Where the data below has the string "repairs", return the whole line.

------------------------------------------------------------------------

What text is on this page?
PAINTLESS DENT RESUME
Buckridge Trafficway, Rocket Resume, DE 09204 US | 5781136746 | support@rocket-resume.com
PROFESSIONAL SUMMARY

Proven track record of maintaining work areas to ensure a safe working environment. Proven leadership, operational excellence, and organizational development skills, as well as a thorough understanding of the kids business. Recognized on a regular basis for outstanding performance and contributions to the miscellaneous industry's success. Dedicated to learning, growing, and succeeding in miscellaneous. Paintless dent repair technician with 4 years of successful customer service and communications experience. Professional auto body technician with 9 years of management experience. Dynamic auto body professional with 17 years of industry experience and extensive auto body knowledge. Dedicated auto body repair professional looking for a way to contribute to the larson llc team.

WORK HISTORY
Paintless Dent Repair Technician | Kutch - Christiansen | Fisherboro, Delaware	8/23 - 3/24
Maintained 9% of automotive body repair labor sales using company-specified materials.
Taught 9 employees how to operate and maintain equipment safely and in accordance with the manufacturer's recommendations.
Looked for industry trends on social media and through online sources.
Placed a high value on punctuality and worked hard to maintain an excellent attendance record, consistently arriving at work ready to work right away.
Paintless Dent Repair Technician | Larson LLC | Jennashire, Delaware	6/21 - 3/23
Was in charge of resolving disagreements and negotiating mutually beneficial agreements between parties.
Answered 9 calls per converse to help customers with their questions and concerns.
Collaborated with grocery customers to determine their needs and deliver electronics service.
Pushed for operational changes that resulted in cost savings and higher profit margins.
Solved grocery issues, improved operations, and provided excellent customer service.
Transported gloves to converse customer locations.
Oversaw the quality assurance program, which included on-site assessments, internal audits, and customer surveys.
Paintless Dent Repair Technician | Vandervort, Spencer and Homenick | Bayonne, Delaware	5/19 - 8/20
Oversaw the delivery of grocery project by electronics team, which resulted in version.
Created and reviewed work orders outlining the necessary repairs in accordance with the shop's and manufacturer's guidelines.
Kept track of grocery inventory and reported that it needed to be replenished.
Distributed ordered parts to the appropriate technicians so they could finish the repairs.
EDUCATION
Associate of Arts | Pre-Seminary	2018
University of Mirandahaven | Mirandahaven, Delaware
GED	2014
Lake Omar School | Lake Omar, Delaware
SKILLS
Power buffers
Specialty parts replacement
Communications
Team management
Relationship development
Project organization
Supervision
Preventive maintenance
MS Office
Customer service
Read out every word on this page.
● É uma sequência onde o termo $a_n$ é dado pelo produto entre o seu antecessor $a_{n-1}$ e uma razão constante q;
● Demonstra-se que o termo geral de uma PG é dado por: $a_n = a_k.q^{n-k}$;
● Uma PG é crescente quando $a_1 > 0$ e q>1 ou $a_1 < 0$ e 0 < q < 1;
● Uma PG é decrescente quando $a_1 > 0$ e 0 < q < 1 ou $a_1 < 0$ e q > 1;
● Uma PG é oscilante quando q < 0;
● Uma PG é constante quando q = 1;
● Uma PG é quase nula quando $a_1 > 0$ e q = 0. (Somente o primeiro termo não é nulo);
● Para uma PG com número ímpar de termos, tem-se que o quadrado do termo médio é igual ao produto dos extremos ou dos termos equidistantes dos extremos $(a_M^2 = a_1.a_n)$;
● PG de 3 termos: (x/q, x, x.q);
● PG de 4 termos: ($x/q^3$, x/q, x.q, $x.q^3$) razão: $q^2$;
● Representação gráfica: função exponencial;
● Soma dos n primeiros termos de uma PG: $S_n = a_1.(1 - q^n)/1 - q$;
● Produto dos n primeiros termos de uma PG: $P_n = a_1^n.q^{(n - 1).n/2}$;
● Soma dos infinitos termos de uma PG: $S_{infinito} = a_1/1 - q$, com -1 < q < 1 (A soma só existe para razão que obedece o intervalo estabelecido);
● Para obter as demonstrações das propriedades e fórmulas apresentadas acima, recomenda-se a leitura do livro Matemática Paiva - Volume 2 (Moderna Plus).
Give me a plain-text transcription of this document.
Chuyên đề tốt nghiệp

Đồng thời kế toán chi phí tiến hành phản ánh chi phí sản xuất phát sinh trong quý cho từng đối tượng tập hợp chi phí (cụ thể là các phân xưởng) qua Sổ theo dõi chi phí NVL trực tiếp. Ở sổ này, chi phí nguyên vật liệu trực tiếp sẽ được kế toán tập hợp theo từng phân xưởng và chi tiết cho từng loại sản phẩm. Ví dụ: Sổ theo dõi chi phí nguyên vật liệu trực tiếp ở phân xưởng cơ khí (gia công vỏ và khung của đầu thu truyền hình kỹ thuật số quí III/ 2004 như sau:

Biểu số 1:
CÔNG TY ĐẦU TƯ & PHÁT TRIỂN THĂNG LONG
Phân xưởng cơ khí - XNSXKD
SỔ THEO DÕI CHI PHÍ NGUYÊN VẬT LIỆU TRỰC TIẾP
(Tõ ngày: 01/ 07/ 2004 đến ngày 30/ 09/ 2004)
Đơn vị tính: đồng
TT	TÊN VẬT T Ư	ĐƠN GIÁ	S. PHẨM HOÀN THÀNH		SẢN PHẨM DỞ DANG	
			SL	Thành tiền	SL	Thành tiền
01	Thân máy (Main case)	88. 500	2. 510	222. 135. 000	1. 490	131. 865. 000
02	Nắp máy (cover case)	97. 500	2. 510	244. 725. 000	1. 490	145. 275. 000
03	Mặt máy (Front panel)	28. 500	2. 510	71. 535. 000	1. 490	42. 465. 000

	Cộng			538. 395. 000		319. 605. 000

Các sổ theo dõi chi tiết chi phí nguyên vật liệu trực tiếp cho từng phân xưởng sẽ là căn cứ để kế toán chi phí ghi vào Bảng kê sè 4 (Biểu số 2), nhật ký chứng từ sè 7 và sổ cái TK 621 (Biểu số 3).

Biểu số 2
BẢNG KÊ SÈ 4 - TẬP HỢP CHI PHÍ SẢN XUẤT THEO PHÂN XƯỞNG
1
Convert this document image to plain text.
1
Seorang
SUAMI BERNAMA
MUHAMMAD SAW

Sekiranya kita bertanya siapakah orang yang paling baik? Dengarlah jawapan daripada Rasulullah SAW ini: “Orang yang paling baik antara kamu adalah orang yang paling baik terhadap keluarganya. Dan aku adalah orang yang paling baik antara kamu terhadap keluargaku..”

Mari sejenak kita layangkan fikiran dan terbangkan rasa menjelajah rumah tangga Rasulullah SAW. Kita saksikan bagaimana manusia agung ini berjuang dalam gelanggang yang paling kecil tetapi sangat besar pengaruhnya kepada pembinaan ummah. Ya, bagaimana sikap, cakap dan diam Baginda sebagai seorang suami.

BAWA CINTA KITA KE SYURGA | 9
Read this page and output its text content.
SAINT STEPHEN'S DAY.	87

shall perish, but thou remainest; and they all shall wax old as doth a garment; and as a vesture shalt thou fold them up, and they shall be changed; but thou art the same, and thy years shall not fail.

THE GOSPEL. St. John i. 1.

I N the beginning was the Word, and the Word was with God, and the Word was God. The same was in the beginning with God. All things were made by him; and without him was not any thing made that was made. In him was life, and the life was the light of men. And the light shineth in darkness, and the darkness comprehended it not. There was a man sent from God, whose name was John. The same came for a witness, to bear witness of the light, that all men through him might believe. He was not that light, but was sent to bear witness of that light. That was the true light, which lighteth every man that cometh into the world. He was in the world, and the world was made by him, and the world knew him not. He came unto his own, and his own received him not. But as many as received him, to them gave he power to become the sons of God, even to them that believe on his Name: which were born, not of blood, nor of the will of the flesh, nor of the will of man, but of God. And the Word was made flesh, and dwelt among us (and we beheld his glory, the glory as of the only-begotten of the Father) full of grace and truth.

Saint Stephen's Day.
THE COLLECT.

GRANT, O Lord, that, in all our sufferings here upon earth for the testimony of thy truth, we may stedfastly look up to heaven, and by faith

------------------------------------------------------------------------

*The result:*
Created and reviewed work orders outlining the necessary repairs in accordance with the shop's and manufacturer's guidelines.
Distributed ordered parts to the appropriate technicians so they could finish the repairs.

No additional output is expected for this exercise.